Records provided:

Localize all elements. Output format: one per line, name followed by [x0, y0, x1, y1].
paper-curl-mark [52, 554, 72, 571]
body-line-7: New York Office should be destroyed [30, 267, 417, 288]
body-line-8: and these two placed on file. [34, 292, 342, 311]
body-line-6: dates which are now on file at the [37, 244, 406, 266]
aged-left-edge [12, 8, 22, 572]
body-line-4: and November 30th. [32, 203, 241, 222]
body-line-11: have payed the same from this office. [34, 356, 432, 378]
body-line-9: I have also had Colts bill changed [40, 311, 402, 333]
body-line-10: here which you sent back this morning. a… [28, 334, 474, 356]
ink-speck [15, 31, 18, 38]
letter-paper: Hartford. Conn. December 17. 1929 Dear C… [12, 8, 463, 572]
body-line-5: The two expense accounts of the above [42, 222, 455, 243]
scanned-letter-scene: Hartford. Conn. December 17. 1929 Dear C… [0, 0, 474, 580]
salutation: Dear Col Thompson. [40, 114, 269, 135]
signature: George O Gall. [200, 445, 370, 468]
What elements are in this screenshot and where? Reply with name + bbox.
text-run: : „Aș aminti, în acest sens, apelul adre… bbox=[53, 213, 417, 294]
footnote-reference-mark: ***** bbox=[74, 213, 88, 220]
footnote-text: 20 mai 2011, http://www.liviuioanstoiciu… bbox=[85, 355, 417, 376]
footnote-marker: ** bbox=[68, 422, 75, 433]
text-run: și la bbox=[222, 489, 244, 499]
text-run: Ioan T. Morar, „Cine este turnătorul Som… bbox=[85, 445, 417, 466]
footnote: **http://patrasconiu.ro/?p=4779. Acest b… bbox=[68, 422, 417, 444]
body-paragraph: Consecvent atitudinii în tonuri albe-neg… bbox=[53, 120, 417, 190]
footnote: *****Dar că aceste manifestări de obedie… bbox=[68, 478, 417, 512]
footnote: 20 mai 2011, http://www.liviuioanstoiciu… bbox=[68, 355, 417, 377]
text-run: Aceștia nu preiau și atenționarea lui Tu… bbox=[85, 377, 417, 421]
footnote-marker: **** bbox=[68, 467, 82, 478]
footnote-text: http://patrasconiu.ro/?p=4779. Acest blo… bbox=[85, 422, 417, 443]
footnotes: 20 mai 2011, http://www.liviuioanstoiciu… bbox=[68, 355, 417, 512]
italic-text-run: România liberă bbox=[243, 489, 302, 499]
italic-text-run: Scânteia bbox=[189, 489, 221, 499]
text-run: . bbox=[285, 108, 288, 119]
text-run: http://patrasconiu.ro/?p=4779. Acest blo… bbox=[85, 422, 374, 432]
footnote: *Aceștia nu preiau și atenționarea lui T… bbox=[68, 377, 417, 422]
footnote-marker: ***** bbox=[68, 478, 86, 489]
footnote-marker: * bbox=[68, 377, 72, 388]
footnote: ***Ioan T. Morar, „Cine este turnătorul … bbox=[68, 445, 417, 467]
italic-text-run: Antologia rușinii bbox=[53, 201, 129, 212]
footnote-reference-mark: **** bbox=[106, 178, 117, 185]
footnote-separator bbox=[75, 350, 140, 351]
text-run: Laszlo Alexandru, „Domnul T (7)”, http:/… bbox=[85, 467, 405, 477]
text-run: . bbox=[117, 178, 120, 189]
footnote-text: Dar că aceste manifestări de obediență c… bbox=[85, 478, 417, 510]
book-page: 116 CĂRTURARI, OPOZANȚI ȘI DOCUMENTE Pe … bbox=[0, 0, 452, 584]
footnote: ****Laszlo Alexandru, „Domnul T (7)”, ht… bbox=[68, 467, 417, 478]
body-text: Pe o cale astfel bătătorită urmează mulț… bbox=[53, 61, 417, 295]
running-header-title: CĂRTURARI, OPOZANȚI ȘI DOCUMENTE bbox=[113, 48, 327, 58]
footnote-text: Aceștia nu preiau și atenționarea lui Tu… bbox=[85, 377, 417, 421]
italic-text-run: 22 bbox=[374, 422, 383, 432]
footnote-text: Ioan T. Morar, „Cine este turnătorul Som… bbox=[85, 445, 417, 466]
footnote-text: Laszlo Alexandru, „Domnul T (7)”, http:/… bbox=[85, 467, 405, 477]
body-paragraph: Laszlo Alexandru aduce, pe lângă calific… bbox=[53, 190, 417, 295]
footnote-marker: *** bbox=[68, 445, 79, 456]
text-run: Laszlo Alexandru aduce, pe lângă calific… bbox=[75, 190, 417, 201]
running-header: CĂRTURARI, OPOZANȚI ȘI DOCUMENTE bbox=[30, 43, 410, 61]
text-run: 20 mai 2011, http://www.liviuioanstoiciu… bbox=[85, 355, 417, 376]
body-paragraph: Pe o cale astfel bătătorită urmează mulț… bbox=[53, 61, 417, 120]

Directions:
Reproduce word for word the entries above, beginning with the first line and continuing through the line that contains "footnote-marker: ** bbox=[68, 422, 75, 433]", including that line.

Final result:
Localize all elements. Output format: one per line, name followed by [x0, y0, x1, y1].
paper-curl-mark [52, 554, 72, 571]
body-line-7: New York Office should be destroyed [30, 267, 417, 288]
body-line-8: and these two placed on file. [34, 292, 342, 311]
body-line-6: dates which are now on file at the [37, 244, 406, 266]
aged-left-edge [12, 8, 22, 572]
body-line-4: and November 30th. [32, 203, 241, 222]
body-line-11: have payed the same from this office. [34, 356, 432, 378]
body-line-9: I have also had Colts bill changed [40, 311, 402, 333]
body-line-10: here which you sent back this morning. a… [28, 334, 474, 356]
ink-speck [15, 31, 18, 38]
letter-paper: Hartford. Conn. December 17. 1929 Dear C… [12, 8, 463, 572]
body-line-5: The two expense accounts of the above [42, 222, 455, 243]
scanned-letter-scene: Hartford. Conn. December 17. 1929 Dear C… [0, 0, 474, 580]
salutation: Dear Col Thompson. [40, 114, 269, 135]
signature: George O Gall. [200, 445, 370, 468]
What elements are in this screenshot and where? Reply with name + bbox.
text-run: : „Aș aminti, în acest sens, apelul adre… bbox=[53, 213, 417, 294]
footnote-reference-mark: ***** bbox=[74, 213, 88, 220]
footnote-text: 20 mai 2011, http://www.liviuioanstoiciu… bbox=[85, 355, 417, 376]
footnote-marker: ** bbox=[68, 422, 75, 433]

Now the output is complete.